## Start

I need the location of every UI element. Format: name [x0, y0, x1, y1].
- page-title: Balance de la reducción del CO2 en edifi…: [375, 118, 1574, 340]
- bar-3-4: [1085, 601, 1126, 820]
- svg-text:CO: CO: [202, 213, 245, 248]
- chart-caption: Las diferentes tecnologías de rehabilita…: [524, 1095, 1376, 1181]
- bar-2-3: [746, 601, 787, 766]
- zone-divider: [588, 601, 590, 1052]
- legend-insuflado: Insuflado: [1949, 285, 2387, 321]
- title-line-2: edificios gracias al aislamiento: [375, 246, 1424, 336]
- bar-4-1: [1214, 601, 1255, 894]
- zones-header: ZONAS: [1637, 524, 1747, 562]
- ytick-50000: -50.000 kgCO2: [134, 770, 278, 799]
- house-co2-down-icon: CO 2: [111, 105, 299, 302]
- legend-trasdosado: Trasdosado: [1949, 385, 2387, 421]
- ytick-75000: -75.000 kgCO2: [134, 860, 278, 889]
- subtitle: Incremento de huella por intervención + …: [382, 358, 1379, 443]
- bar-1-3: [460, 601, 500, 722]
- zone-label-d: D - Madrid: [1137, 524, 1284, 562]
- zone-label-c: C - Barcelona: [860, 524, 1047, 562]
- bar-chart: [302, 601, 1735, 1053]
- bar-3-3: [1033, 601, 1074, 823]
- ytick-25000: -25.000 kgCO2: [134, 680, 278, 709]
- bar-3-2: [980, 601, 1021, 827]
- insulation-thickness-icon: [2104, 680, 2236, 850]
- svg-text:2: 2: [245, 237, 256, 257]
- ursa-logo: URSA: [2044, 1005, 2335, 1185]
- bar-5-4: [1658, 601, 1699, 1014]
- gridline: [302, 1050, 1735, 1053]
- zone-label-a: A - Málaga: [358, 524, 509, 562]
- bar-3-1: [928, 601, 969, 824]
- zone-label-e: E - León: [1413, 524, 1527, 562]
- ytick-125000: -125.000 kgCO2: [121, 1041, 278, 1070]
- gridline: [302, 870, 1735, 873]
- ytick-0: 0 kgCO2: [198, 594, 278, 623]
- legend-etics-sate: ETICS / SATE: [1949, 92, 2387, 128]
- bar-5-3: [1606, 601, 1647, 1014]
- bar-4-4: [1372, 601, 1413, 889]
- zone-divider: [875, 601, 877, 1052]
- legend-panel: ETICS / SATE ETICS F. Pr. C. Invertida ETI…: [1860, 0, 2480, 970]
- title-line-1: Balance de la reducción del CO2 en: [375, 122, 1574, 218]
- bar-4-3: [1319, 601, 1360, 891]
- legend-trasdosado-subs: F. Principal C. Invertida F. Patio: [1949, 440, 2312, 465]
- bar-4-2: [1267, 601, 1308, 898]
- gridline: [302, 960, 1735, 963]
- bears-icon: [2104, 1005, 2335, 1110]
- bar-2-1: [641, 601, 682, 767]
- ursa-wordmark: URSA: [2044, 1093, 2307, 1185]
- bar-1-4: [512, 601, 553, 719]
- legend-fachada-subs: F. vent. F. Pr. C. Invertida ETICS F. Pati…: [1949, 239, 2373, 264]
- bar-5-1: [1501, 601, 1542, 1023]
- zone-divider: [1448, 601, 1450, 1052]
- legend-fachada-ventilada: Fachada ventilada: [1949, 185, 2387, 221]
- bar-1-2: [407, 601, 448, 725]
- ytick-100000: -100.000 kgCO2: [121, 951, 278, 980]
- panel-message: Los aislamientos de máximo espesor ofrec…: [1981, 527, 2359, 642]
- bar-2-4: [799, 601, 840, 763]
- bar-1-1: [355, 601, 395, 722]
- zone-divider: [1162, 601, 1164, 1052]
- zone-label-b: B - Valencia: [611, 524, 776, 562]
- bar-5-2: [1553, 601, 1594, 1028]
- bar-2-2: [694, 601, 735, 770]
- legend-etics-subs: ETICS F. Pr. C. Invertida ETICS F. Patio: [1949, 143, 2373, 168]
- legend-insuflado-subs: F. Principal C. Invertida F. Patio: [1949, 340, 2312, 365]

## End

▶ [Exercise brief]
Copy the data above line for line, with no changes at all.

▶ [Full solution]
I need the location of every UI element. Format: name [x0, y0, x1, y1].
- page-title: Balance de la reducción del CO2 en edifi…: [375, 118, 1574, 340]
- bar-3-4: [1085, 601, 1126, 820]
- svg-text:CO: CO: [202, 213, 245, 248]
- chart-caption: Las diferentes tecnologías de rehabilita…: [524, 1095, 1376, 1181]
- bar-2-3: [746, 601, 787, 766]
- zone-divider: [588, 601, 590, 1052]
- legend-insuflado: Insuflado: [1949, 285, 2387, 321]
- title-line-2: edificios gracias al aislamiento: [375, 246, 1424, 336]
- bar-4-1: [1214, 601, 1255, 894]
- zones-header: ZONAS: [1637, 524, 1747, 562]
- ytick-50000: -50.000 kgCO2: [134, 770, 278, 799]
- house-co2-down-icon: CO 2: [111, 105, 299, 302]
- legend-trasdosado: Trasdosado: [1949, 385, 2387, 421]
- ytick-75000: -75.000 kgCO2: [134, 860, 278, 889]
- subtitle: Incremento de huella por intervención + …: [382, 358, 1379, 443]
- bar-1-3: [460, 601, 500, 722]
- zone-label-d: D - Madrid: [1137, 524, 1284, 562]
- zone-label-c: C - Barcelona: [860, 524, 1047, 562]
- bar-chart: [302, 601, 1735, 1053]
- bar-3-3: [1033, 601, 1074, 823]
- ytick-25000: -25.000 kgCO2: [134, 680, 278, 709]
- bar-3-2: [980, 601, 1021, 827]
- insulation-thickness-icon: [2104, 680, 2236, 850]
- svg-text:2: 2: [245, 237, 256, 257]
- ursa-logo: URSA: [2044, 1005, 2335, 1185]
- bar-5-4: [1658, 601, 1699, 1014]
- gridline: [302, 1050, 1735, 1053]
- zone-label-a: A - Málaga: [358, 524, 509, 562]
- bar-3-1: [928, 601, 969, 824]
- zone-label-e: E - León: [1413, 524, 1527, 562]
- ytick-125000: -125.000 kgCO2: [121, 1041, 278, 1070]
- gridline: [302, 870, 1735, 873]
- ytick-0: 0 kgCO2: [198, 594, 278, 623]
- legend-etics-sate: ETICS / SATE: [1949, 92, 2387, 128]
- bar-5-3: [1606, 601, 1647, 1014]
- bar-4-4: [1372, 601, 1413, 889]
- zone-divider: [875, 601, 877, 1052]
- legend-panel: ETICS / SATE ETICS F. Pr. C. Invertida ETI…: [1860, 0, 2480, 970]
- title-line-1: Balance de la reducción del CO2 en: [375, 122, 1574, 218]
- bar-4-3: [1319, 601, 1360, 891]
- legend-trasdosado-subs: F. Principal C. Invertida F. Patio: [1949, 440, 2312, 465]
- bar-4-2: [1267, 601, 1308, 898]
- gridline: [302, 960, 1735, 963]
- bears-icon: [2104, 1005, 2335, 1110]
- bar-2-1: [641, 601, 682, 767]
- ursa-wordmark: URSA: [2044, 1093, 2307, 1185]
- bar-1-4: [512, 601, 553, 719]
- legend-fachada-subs: F. vent. F. Pr. C. Invertida ETICS F. Pati…: [1949, 239, 2373, 264]
- bar-5-1: [1501, 601, 1542, 1023]
- zone-divider: [1448, 601, 1450, 1052]
- legend-fachada-ventilada: Fachada ventilada: [1949, 185, 2387, 221]
- bar-1-2: [407, 601, 448, 725]
- ytick-100000: -100.000 kgCO2: [121, 951, 278, 980]
- panel-message: Los aislamientos de máximo espesor ofrec…: [1981, 527, 2359, 642]
- bar-2-4: [799, 601, 840, 763]
- bar-1-1: [355, 601, 395, 722]
- zone-divider: [1162, 601, 1164, 1052]
- zone-label-b: B - Valencia: [611, 524, 776, 562]
- bar-5-2: [1553, 601, 1594, 1028]
- bar-2-2: [694, 601, 735, 770]
- legend-etics-subs: ETICS F. Pr. C. Invertida ETICS F. Patio: [1949, 143, 2373, 168]
- legend-insuflado-subs: F. Principal C. Invertida F. Patio: [1949, 340, 2312, 365]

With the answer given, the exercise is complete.